▶ **AIM OF THE EXERCISE**:
Skip the pictures. Reproduce all other material exactly.

▶ **EXCERPTED RECORDS**:
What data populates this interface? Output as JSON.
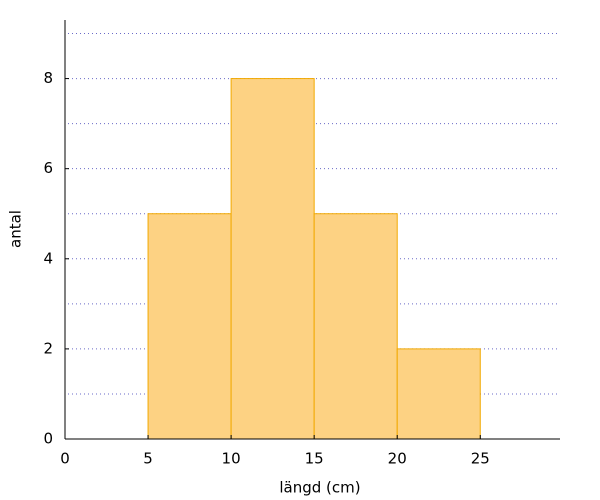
{
  "chart_data": {
    "type": "histogram",
    "xlabel": "längd (cm)",
    "ylabel": "antal",
    "bins": [
      5,
      10,
      15,
      20,
      25
    ],
    "counts": [
      5,
      8,
      5,
      2
    ],
    "color": "#fdd283",
    "edgecolor": "#f2a900",
    "xlim": [
      0,
      29.8
    ],
    "ylim": [
      0,
      9.3
    ],
    "xticks": [
      0,
      5,
      10,
      15,
      20,
      25
    ],
    "yticks": [
      0,
      2,
      4,
      6,
      8
    ],
    "grid_yticks": [
      1,
      2,
      3,
      4,
      5,
      6,
      7,
      8,
      9
    ],
    "grid": true,
    "grid_color": "#6a6ac8"
  }
}
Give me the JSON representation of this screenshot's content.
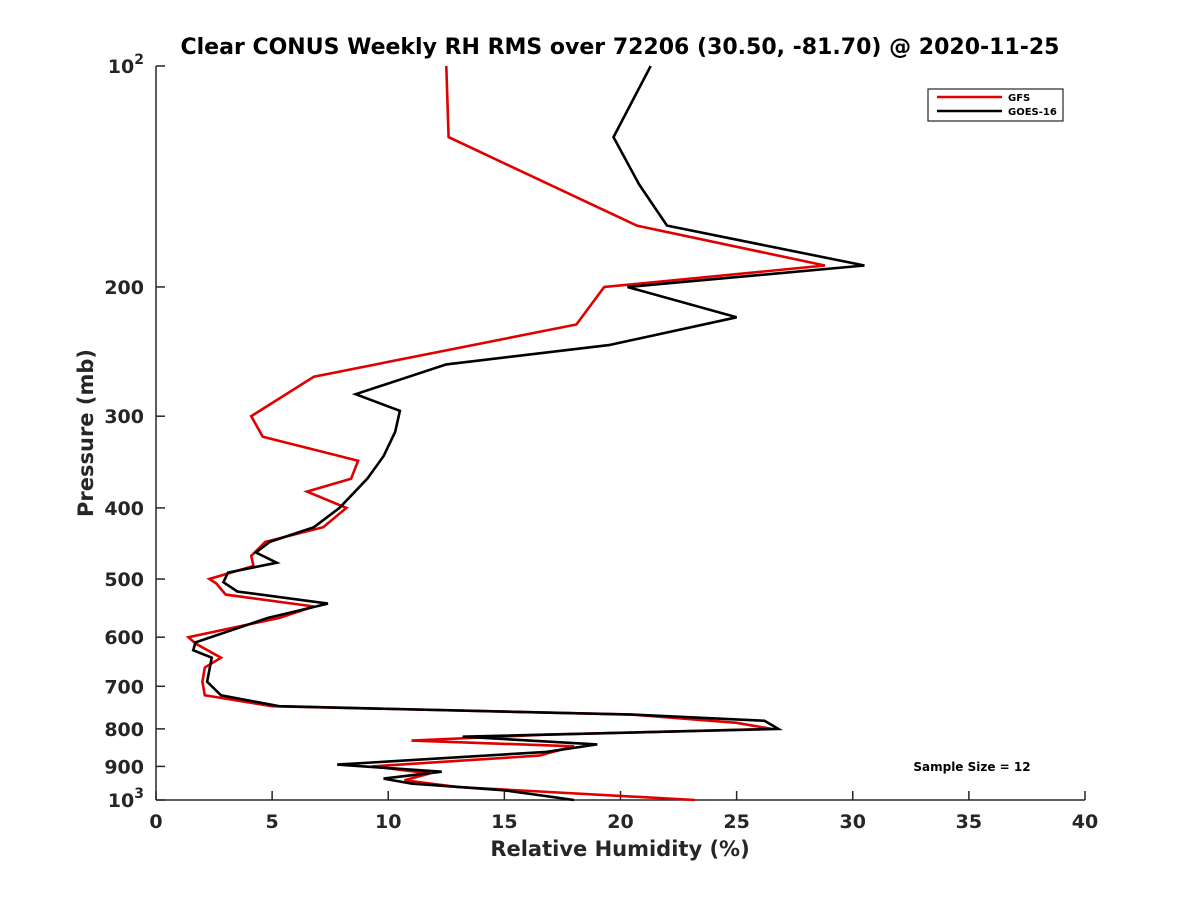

▶ **WRITTEN RESPONSE**:
What data populates this interface? Output as JSON.
{
  "chart_data": {
    "type": "histogram",
    "xlabel": "längd (cm)",
    "ylabel": "antal",
    "bins": [
      5,
      10,
      15,
      20,
      25
    ],
    "counts": [
      5,
      8,
      5,
      2
    ],
    "color": "#fdd283",
    "edgecolor": "#f2a900",
    "xlim": [
      0,
      29.8
    ],
    "ylim": [
      0,
      9.3
    ],
    "xticks": [
      0,
      5,
      10,
      15,
      20,
      25
    ],
    "yticks": [
      0,
      2,
      4,
      6,
      8
    ],
    "grid_yticks": [
      1,
      2,
      3,
      4,
      5,
      6,
      7,
      8,
      9
    ],
    "grid": true,
    "grid_color": "#6a6ac8"
  }
}
Give me the JSON representation of this screenshot's content.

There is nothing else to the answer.